-- WORK REQUIRED --
Every line that includes the word "Bitcoin" is to be listed.

-- DATA LISTING --
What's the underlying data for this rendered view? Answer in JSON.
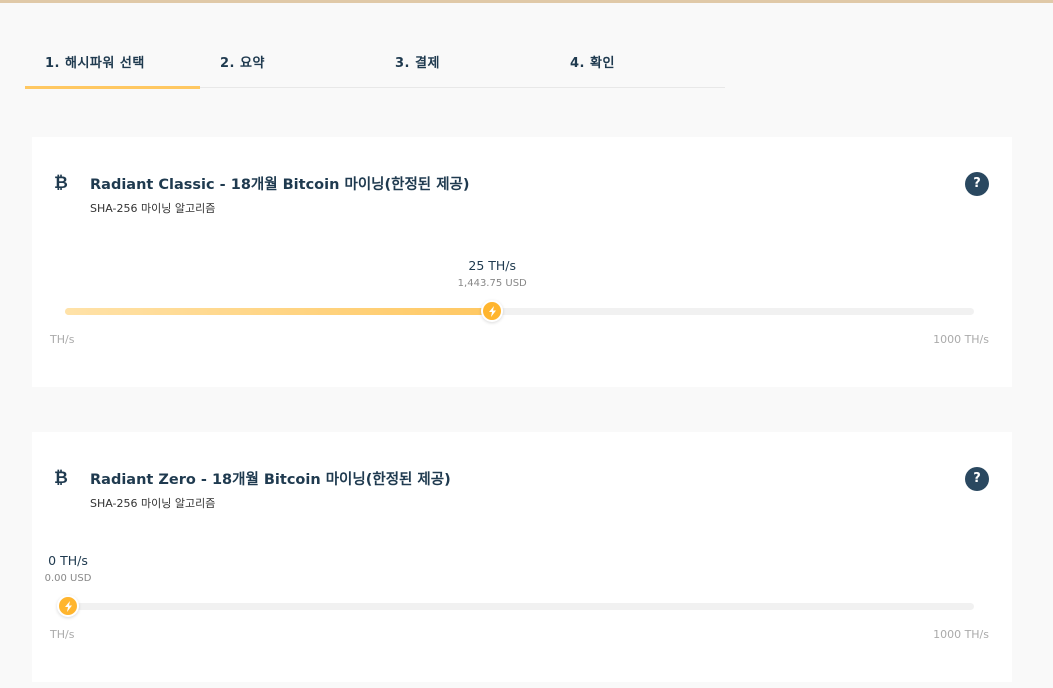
{
  "steps": [
    {
      "label": "1. 해시파워 선택"
    },
    {
      "label": "2. 요약"
    },
    {
      "label": "3. 결제"
    },
    {
      "label": "4. 확인"
    }
  ],
  "products": [
    {
      "coin_symbol": "₿",
      "title": "Radiant Classic - 18개월 Bitcoin 마이닝(한정된 제공)",
      "subtitle": "SHA-256 마이닝 알고리즘",
      "help": "?",
      "hashrate_label": "25 TH/s",
      "price_label": "1,443.75 USD",
      "slider_percent": 47,
      "min_label": "TH/s",
      "max_label": "1000 TH/s"
    },
    {
      "coin_symbol": "₿",
      "title": "Radiant Zero - 18개월 Bitcoin 마이닝(한정된 제공)",
      "subtitle": "SHA-256 마이닝 알고리즘",
      "help": "?",
      "hashrate_label": "0 TH/s",
      "price_label": "0.00 USD",
      "slider_percent": 0,
      "min_label": "TH/s",
      "max_label": "1000 TH/s"
    }
  ],
  "colors": {
    "accent": "#ffc862",
    "handle": "#ffb52e",
    "navy": "#1f3a4f"
  }
}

-- EXPECTED ANSWER --
      "title": "Radiant Classic - 18개월 Bitcoin 마이닝(한정된 제공)",
      "title": "Radiant Zero - 18개월 Bitcoin 마이닝(한정된 제공)",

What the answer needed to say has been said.